Pictures stay out; everything else in the records below is copied exactly.

──────────

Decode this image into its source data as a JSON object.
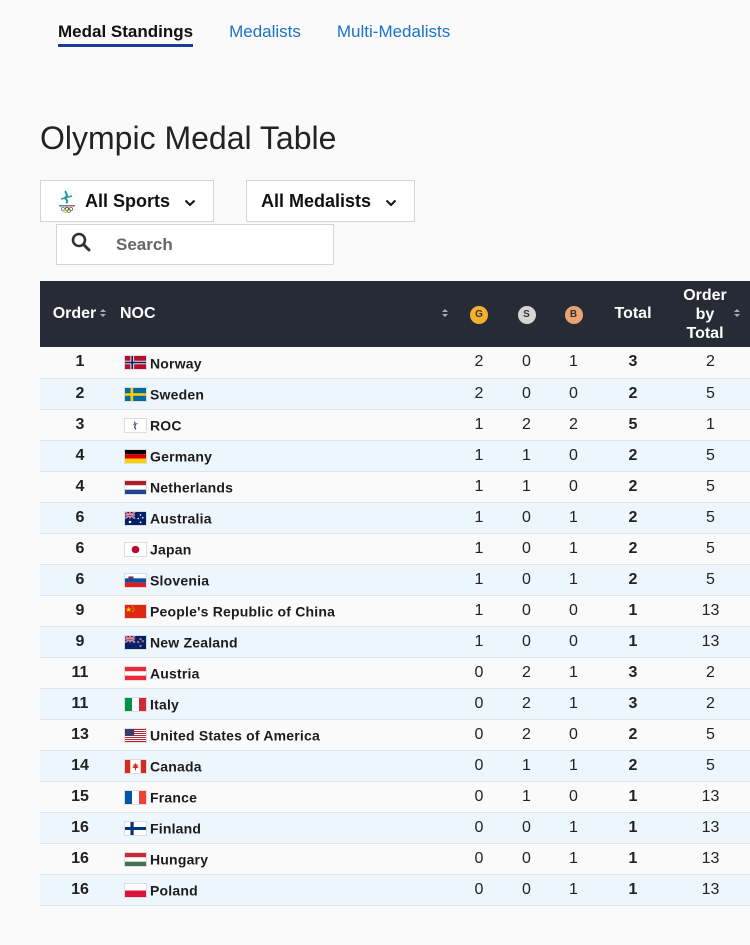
{
  "tabs": [
    {
      "label": "Medal Standings",
      "active": true
    },
    {
      "label": "Medalists",
      "active": false
    },
    {
      "label": "Multi-Medalists",
      "active": false
    }
  ],
  "page_title": "Olympic Medal Table",
  "filters": {
    "sports_label": "All Sports",
    "medalists_label": "All Medalists",
    "sports_icon": "beijing-2022-emblem-icon"
  },
  "search": {
    "placeholder": "Search",
    "value": ""
  },
  "table": {
    "headers": {
      "order": "Order",
      "noc": "NOC",
      "gold": "G",
      "silver": "S",
      "bronze": "B",
      "total": "Total",
      "order_by_total": "Order by Total"
    },
    "medal_colors": {
      "gold": "#f2b22e",
      "silver": "#d5d5d5",
      "bronze": "#e9a46f"
    },
    "rows": [
      {
        "order": "1",
        "noc": "Norway",
        "flag": "norway",
        "gold": "2",
        "silver": "0",
        "bronze": "1",
        "total": "3",
        "order_by_total": "2"
      },
      {
        "order": "2",
        "noc": "Sweden",
        "flag": "sweden",
        "gold": "2",
        "silver": "0",
        "bronze": "0",
        "total": "2",
        "order_by_total": "5"
      },
      {
        "order": "3",
        "noc": "ROC",
        "flag": "roc",
        "gold": "1",
        "silver": "2",
        "bronze": "2",
        "total": "5",
        "order_by_total": "1"
      },
      {
        "order": "4",
        "noc": "Germany",
        "flag": "germany",
        "gold": "1",
        "silver": "1",
        "bronze": "0",
        "total": "2",
        "order_by_total": "5"
      },
      {
        "order": "4",
        "noc": "Netherlands",
        "flag": "netherlands",
        "gold": "1",
        "silver": "1",
        "bronze": "0",
        "total": "2",
        "order_by_total": "5"
      },
      {
        "order": "6",
        "noc": "Australia",
        "flag": "australia",
        "gold": "1",
        "silver": "0",
        "bronze": "1",
        "total": "2",
        "order_by_total": "5"
      },
      {
        "order": "6",
        "noc": "Japan",
        "flag": "japan",
        "gold": "1",
        "silver": "0",
        "bronze": "1",
        "total": "2",
        "order_by_total": "5"
      },
      {
        "order": "6",
        "noc": "Slovenia",
        "flag": "slovenia",
        "gold": "1",
        "silver": "0",
        "bronze": "1",
        "total": "2",
        "order_by_total": "5"
      },
      {
        "order": "9",
        "noc": "People's Republic of China",
        "flag": "china",
        "gold": "1",
        "silver": "0",
        "bronze": "0",
        "total": "1",
        "order_by_total": "13"
      },
      {
        "order": "9",
        "noc": "New Zealand",
        "flag": "newzealand",
        "gold": "1",
        "silver": "0",
        "bronze": "0",
        "total": "1",
        "order_by_total": "13"
      },
      {
        "order": "11",
        "noc": "Austria",
        "flag": "austria",
        "gold": "0",
        "silver": "2",
        "bronze": "1",
        "total": "3",
        "order_by_total": "2"
      },
      {
        "order": "11",
        "noc": "Italy",
        "flag": "italy",
        "gold": "0",
        "silver": "2",
        "bronze": "1",
        "total": "3",
        "order_by_total": "2"
      },
      {
        "order": "13",
        "noc": "United States of America",
        "flag": "usa",
        "gold": "0",
        "silver": "2",
        "bronze": "0",
        "total": "2",
        "order_by_total": "5"
      },
      {
        "order": "14",
        "noc": "Canada",
        "flag": "canada",
        "gold": "0",
        "silver": "1",
        "bronze": "1",
        "total": "2",
        "order_by_total": "5"
      },
      {
        "order": "15",
        "noc": "France",
        "flag": "france",
        "gold": "0",
        "silver": "1",
        "bronze": "0",
        "total": "1",
        "order_by_total": "13"
      },
      {
        "order": "16",
        "noc": "Finland",
        "flag": "finland",
        "gold": "0",
        "silver": "0",
        "bronze": "1",
        "total": "1",
        "order_by_total": "13"
      },
      {
        "order": "16",
        "noc": "Hungary",
        "flag": "hungary",
        "gold": "0",
        "silver": "0",
        "bronze": "1",
        "total": "1",
        "order_by_total": "13"
      },
      {
        "order": "16",
        "noc": "Poland",
        "flag": "poland",
        "gold": "0",
        "silver": "0",
        "bronze": "1",
        "total": "1",
        "order_by_total": "13"
      }
    ]
  }
}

──────────

● OUTPUT OF THE EXERCISE:
Decode this image into its source data as a JSON object.
{
  "tabs": [
    {
      "label": "Medal Standings",
      "active": true
    },
    {
      "label": "Medalists",
      "active": false
    },
    {
      "label": "Multi-Medalists",
      "active": false
    }
  ],
  "page_title": "Olympic Medal Table",
  "filters": {
    "sports_label": "All Sports",
    "medalists_label": "All Medalists",
    "sports_icon": "beijing-2022-emblem-icon"
  },
  "search": {
    "placeholder": "Search",
    "value": ""
  },
  "table": {
    "headers": {
      "order": "Order",
      "noc": "NOC",
      "gold": "G",
      "silver": "S",
      "bronze": "B",
      "total": "Total",
      "order_by_total": "Order by Total"
    },
    "medal_colors": {
      "gold": "#f2b22e",
      "silver": "#d5d5d5",
      "bronze": "#e9a46f"
    },
    "rows": [
      {
        "order": "1",
        "noc": "Norway",
        "flag": "norway",
        "gold": "2",
        "silver": "0",
        "bronze": "1",
        "total": "3",
        "order_by_total": "2"
      },
      {
        "order": "2",
        "noc": "Sweden",
        "flag": "sweden",
        "gold": "2",
        "silver": "0",
        "bronze": "0",
        "total": "2",
        "order_by_total": "5"
      },
      {
        "order": "3",
        "noc": "ROC",
        "flag": "roc",
        "gold": "1",
        "silver": "2",
        "bronze": "2",
        "total": "5",
        "order_by_total": "1"
      },
      {
        "order": "4",
        "noc": "Germany",
        "flag": "germany",
        "gold": "1",
        "silver": "1",
        "bronze": "0",
        "total": "2",
        "order_by_total": "5"
      },
      {
        "order": "4",
        "noc": "Netherlands",
        "flag": "netherlands",
        "gold": "1",
        "silver": "1",
        "bronze": "0",
        "total": "2",
        "order_by_total": "5"
      },
      {
        "order": "6",
        "noc": "Australia",
        "flag": "australia",
        "gold": "1",
        "silver": "0",
        "bronze": "1",
        "total": "2",
        "order_by_total": "5"
      },
      {
        "order": "6",
        "noc": "Japan",
        "flag": "japan",
        "gold": "1",
        "silver": "0",
        "bronze": "1",
        "total": "2",
        "order_by_total": "5"
      },
      {
        "order": "6",
        "noc": "Slovenia",
        "flag": "slovenia",
        "gold": "1",
        "silver": "0",
        "bronze": "1",
        "total": "2",
        "order_by_total": "5"
      },
      {
        "order": "9",
        "noc": "People's Republic of China",
        "flag": "china",
        "gold": "1",
        "silver": "0",
        "bronze": "0",
        "total": "1",
        "order_by_total": "13"
      },
      {
        "order": "9",
        "noc": "New Zealand",
        "flag": "newzealand",
        "gold": "1",
        "silver": "0",
        "bronze": "0",
        "total": "1",
        "order_by_total": "13"
      },
      {
        "order": "11",
        "noc": "Austria",
        "flag": "austria",
        "gold": "0",
        "silver": "2",
        "bronze": "1",
        "total": "3",
        "order_by_total": "2"
      },
      {
        "order": "11",
        "noc": "Italy",
        "flag": "italy",
        "gold": "0",
        "silver": "2",
        "bronze": "1",
        "total": "3",
        "order_by_total": "2"
      },
      {
        "order": "13",
        "noc": "United States of America",
        "flag": "usa",
        "gold": "0",
        "silver": "2",
        "bronze": "0",
        "total": "2",
        "order_by_total": "5"
      },
      {
        "order": "14",
        "noc": "Canada",
        "flag": "canada",
        "gold": "0",
        "silver": "1",
        "bronze": "1",
        "total": "2",
        "order_by_total": "5"
      },
      {
        "order": "15",
        "noc": "France",
        "flag": "france",
        "gold": "0",
        "silver": "1",
        "bronze": "0",
        "total": "1",
        "order_by_total": "13"
      },
      {
        "order": "16",
        "noc": "Finland",
        "flag": "finland",
        "gold": "0",
        "silver": "0",
        "bronze": "1",
        "total": "1",
        "order_by_total": "13"
      },
      {
        "order": "16",
        "noc": "Hungary",
        "flag": "hungary",
        "gold": "0",
        "silver": "0",
        "bronze": "1",
        "total": "1",
        "order_by_total": "13"
      },
      {
        "order": "16",
        "noc": "Poland",
        "flag": "poland",
        "gold": "0",
        "silver": "0",
        "bronze": "1",
        "total": "1",
        "order_by_total": "13"
      }
    ]
  }
}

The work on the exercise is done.